• **Your objective**:
Using the listing below, report all lines holding the word "QGNSS".

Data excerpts
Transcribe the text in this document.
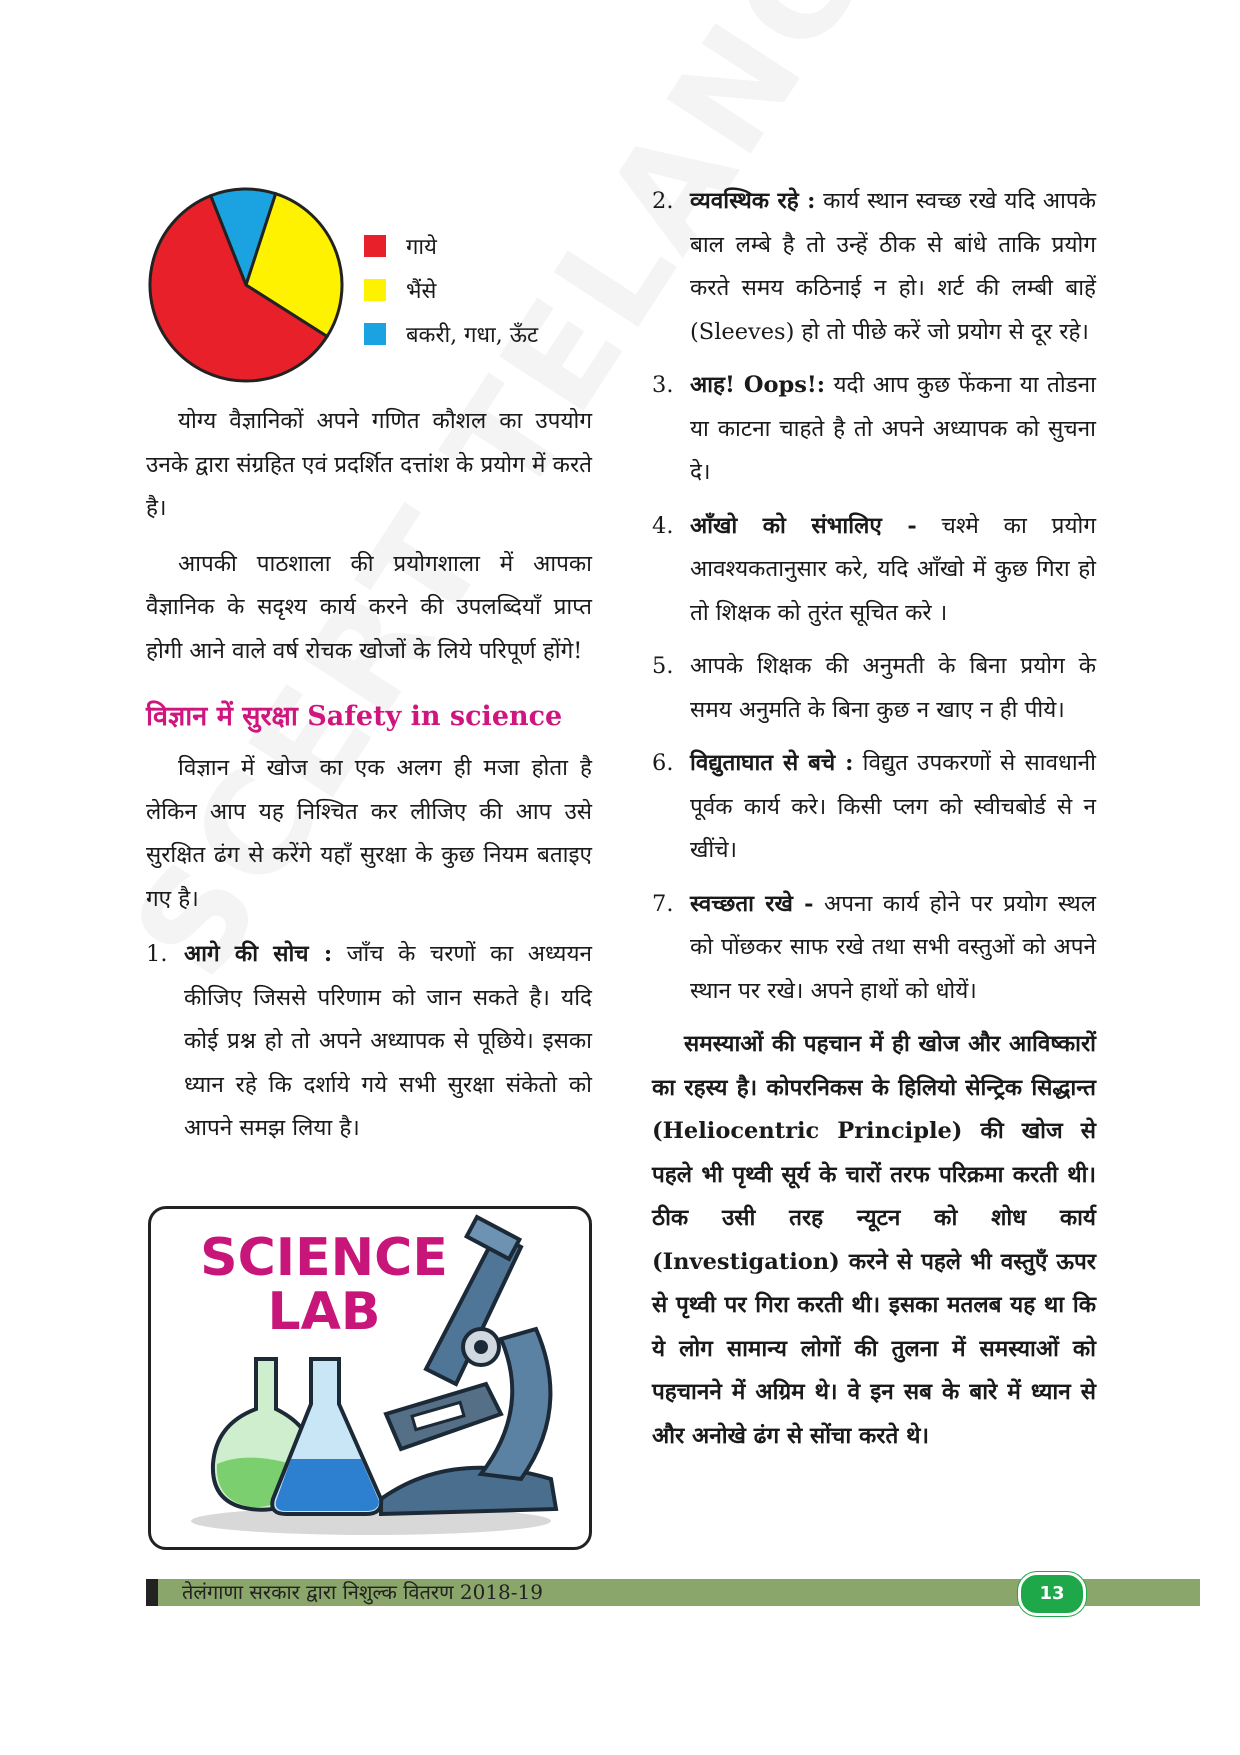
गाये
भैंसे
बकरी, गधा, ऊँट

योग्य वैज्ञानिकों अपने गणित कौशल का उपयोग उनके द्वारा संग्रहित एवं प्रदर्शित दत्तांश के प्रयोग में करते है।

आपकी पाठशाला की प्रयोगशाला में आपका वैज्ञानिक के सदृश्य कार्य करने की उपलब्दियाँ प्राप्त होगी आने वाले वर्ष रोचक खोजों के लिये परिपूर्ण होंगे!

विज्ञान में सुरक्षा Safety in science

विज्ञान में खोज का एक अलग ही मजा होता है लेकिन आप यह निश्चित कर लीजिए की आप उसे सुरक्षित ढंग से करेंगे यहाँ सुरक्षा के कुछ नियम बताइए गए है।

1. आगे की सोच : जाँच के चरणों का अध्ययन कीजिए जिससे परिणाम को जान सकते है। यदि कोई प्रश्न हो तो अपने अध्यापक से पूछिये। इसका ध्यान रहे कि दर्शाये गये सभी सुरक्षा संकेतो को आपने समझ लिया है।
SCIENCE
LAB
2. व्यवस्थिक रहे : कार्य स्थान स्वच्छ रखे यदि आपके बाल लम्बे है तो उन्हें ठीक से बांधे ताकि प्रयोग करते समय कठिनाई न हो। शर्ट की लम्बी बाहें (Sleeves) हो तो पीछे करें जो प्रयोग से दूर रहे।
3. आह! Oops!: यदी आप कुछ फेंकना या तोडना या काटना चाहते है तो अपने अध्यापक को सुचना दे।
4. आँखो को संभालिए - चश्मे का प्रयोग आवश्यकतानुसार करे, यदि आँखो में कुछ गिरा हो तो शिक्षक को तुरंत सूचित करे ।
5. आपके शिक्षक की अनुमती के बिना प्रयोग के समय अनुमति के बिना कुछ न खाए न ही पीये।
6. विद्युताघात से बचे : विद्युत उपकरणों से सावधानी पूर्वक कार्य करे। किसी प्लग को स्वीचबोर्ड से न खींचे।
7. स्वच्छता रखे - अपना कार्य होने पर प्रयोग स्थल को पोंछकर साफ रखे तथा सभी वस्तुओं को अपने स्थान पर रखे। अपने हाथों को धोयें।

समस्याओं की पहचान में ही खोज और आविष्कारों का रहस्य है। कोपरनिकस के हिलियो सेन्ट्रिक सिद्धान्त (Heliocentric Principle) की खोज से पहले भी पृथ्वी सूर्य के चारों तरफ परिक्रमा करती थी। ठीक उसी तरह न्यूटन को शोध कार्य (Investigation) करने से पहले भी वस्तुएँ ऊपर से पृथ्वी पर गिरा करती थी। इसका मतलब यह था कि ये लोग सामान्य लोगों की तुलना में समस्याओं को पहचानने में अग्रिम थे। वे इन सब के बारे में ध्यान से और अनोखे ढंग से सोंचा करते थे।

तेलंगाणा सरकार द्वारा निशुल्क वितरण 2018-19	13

==

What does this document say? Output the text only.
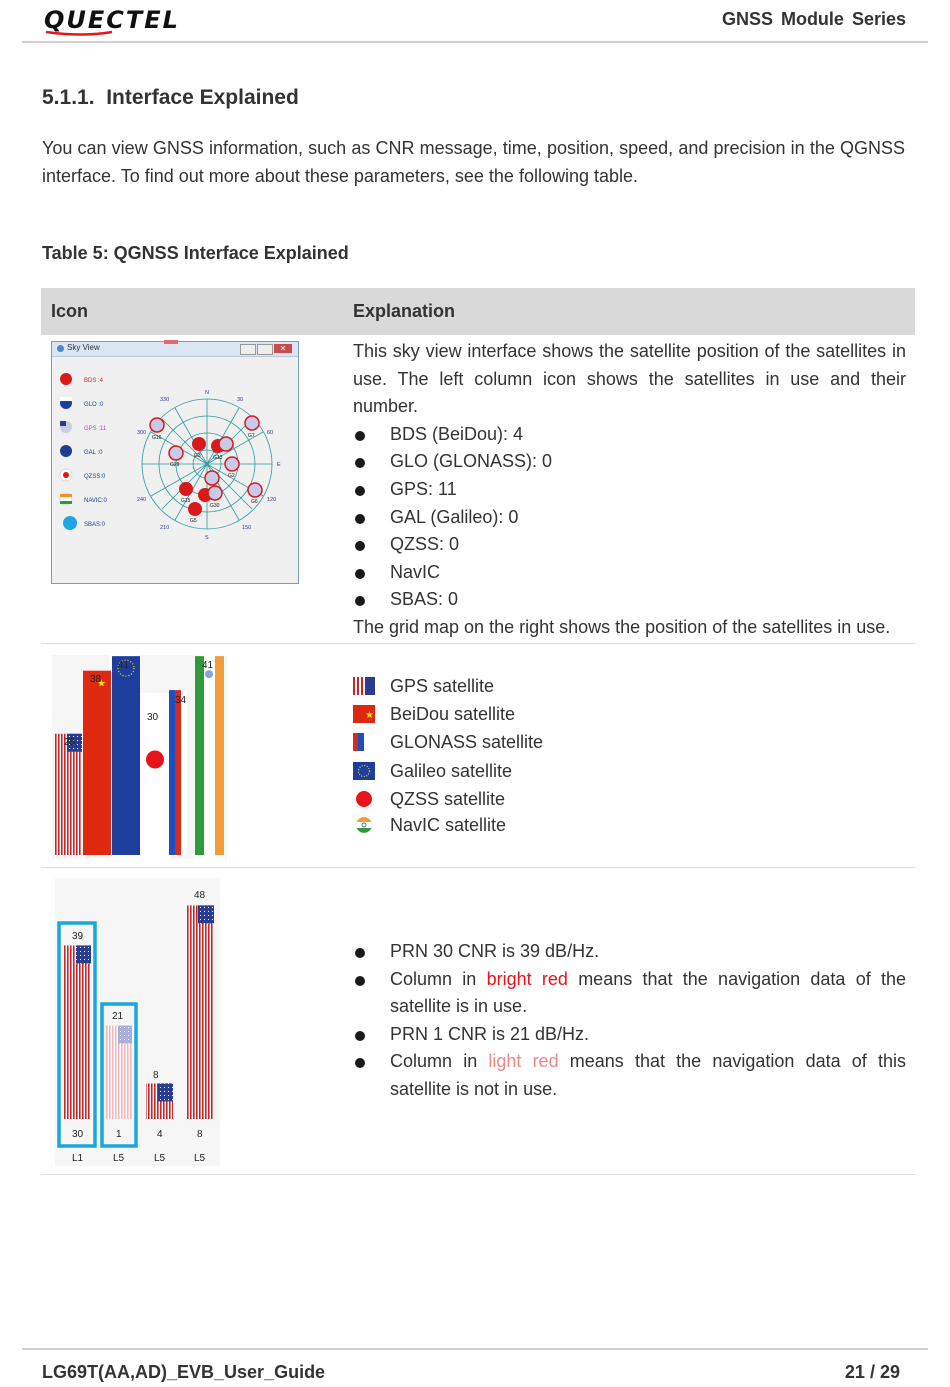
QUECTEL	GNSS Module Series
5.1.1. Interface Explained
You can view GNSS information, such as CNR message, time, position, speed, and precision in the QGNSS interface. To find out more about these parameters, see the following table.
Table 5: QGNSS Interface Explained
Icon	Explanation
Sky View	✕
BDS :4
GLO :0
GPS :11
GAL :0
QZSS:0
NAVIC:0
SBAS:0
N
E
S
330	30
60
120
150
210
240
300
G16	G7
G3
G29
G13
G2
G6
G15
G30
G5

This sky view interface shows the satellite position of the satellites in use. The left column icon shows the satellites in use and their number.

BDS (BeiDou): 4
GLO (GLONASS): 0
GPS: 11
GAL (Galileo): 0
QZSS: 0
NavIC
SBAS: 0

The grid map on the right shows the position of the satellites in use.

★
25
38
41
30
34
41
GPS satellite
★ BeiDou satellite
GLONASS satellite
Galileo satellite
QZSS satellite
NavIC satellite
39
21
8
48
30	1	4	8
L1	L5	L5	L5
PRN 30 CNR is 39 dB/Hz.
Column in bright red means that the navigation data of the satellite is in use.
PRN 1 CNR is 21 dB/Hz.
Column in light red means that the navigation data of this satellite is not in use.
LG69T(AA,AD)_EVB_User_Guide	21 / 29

• **Answer to this exercise**:
You can view GNSS information, such as CNR message, time, position, speed, and precision in the QGNSS interface. To find out more about these parameters, see the following table.
Table 5: QGNSS Interface Explained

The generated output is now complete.